▸ Set task
Copy each line containing the word "пункте" from the records that follow, please.

(Data entries)
§ §

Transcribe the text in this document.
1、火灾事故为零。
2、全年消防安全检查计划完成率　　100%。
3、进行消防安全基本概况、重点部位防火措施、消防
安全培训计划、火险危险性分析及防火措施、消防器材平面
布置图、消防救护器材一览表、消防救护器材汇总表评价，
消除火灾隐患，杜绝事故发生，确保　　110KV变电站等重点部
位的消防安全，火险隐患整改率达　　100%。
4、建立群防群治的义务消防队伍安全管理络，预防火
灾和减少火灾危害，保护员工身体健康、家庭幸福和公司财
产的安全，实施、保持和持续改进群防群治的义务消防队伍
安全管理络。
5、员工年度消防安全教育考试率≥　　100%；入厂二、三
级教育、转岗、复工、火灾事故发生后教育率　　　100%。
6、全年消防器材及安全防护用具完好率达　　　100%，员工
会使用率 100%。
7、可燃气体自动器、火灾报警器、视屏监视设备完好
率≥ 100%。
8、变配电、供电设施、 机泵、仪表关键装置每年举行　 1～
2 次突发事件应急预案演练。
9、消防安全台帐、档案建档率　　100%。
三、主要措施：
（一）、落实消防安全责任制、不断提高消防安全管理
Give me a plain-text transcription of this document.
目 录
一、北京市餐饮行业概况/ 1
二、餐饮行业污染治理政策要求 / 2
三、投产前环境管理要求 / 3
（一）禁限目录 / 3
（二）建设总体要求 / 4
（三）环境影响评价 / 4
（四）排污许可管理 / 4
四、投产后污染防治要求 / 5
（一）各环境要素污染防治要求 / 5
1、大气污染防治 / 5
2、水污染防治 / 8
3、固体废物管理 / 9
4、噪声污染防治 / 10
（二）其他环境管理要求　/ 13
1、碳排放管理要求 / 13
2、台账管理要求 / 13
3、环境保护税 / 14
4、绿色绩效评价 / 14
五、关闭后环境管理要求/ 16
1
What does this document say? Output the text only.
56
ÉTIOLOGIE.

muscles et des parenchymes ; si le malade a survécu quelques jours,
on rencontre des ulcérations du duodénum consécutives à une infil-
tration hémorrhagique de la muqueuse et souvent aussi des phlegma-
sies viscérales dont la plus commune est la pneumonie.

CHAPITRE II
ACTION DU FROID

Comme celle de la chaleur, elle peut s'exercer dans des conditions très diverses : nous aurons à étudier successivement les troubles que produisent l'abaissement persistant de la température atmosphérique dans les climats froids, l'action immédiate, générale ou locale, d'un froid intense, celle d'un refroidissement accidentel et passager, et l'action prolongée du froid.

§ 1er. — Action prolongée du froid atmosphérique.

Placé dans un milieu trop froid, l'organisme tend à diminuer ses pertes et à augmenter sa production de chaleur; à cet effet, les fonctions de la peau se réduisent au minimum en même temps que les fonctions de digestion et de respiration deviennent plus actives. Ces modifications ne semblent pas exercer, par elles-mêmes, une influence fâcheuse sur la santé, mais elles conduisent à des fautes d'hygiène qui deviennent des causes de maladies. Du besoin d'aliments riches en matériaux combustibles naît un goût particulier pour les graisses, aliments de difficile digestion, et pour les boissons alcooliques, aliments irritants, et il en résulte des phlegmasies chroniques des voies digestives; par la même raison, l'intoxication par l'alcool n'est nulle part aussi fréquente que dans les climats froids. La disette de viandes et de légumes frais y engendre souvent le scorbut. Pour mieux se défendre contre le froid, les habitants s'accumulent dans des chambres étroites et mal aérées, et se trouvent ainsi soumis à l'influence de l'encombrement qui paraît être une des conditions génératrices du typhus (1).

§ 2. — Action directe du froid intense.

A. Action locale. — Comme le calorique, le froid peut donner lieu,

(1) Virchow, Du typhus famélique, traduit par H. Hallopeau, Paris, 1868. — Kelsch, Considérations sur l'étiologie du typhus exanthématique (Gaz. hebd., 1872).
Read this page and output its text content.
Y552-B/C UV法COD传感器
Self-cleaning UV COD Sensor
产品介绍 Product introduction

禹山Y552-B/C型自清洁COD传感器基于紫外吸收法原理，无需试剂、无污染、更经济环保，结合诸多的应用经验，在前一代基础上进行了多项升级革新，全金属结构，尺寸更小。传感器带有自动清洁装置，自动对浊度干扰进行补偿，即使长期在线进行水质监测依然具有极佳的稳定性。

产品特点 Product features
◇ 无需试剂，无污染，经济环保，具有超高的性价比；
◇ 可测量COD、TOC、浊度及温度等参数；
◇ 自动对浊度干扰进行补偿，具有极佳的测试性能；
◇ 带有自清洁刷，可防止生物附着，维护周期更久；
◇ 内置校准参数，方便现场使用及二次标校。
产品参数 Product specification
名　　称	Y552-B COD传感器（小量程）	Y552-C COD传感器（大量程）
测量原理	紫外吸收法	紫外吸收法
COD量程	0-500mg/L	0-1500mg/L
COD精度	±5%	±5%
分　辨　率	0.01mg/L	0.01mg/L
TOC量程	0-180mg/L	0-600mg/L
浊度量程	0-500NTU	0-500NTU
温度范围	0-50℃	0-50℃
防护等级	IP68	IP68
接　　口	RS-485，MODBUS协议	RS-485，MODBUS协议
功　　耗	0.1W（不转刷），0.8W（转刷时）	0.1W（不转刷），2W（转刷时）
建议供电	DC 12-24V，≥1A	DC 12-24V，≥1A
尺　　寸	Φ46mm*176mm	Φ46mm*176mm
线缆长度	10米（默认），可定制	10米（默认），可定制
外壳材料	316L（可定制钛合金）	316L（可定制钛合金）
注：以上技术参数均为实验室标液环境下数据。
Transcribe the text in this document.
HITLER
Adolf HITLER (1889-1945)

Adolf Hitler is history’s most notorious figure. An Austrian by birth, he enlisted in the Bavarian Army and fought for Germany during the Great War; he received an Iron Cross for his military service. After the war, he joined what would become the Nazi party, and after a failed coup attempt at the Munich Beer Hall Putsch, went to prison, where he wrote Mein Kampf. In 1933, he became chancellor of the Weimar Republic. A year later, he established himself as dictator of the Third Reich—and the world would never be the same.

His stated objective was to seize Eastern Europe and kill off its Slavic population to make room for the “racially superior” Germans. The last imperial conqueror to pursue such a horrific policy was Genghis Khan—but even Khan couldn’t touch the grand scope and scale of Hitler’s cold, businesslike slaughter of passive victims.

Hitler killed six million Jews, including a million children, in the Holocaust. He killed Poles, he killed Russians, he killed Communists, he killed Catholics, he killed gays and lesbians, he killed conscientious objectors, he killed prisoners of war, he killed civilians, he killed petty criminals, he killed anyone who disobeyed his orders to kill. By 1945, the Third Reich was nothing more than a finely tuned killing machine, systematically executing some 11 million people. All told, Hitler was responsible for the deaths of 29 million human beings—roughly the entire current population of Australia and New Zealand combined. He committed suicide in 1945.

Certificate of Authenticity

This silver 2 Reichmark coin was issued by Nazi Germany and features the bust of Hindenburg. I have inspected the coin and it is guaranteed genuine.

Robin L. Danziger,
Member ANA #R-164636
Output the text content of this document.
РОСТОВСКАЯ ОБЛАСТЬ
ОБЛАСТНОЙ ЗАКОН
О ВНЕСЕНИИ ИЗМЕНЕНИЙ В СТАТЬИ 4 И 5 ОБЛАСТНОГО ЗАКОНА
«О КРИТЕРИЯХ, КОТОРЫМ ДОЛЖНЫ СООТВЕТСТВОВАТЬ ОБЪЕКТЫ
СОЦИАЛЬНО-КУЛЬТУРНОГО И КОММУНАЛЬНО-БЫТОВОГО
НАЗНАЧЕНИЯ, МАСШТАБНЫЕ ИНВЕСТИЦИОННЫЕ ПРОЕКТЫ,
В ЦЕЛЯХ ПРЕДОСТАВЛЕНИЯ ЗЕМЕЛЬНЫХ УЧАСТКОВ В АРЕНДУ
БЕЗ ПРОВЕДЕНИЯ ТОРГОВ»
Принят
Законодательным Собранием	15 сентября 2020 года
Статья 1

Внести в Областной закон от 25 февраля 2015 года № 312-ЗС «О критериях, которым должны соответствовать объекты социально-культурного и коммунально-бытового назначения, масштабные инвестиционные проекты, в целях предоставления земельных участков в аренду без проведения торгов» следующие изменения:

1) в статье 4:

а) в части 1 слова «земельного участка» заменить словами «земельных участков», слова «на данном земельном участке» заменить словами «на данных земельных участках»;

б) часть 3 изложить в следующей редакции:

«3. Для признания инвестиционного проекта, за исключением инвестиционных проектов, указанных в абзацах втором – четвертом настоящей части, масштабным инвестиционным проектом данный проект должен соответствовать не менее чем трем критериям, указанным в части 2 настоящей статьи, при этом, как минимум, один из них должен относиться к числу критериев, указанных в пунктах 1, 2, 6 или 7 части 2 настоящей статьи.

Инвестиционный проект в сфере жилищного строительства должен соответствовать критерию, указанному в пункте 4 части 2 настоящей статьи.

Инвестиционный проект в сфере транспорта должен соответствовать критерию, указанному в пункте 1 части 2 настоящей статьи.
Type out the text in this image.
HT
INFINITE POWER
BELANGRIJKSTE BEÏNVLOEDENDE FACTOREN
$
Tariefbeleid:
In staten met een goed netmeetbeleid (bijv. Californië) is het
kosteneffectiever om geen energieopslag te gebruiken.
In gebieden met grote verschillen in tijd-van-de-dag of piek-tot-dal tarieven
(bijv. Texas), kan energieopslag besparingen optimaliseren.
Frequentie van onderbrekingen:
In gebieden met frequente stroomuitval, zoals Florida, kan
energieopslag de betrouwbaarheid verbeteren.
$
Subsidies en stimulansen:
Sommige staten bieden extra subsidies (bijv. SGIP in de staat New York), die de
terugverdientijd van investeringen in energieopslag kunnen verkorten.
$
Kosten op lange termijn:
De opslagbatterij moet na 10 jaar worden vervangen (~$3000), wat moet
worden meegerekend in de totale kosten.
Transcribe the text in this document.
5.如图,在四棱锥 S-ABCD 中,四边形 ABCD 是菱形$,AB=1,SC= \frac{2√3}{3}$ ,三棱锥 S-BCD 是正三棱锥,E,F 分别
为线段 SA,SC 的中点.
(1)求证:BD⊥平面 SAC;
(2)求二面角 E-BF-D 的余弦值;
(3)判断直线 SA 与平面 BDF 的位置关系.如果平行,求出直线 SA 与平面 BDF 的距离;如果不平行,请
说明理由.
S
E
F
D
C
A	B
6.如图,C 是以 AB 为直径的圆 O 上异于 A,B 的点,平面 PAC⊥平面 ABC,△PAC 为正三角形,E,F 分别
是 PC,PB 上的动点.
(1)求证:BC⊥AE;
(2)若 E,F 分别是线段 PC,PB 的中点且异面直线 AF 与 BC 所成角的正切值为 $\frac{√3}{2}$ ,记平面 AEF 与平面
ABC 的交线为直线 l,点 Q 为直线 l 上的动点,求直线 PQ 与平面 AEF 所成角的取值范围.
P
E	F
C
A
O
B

§ §

▸ Written answer
Инвестиционный проект в сфере жилищного строительства должен соответствовать критерию, указанному в пункте 4 части 2 настоящей статьи.
Инвестиционный проект в сфере транспорта должен соответствовать критерию, указанному в пункте 1 части 2 настоящей статьи.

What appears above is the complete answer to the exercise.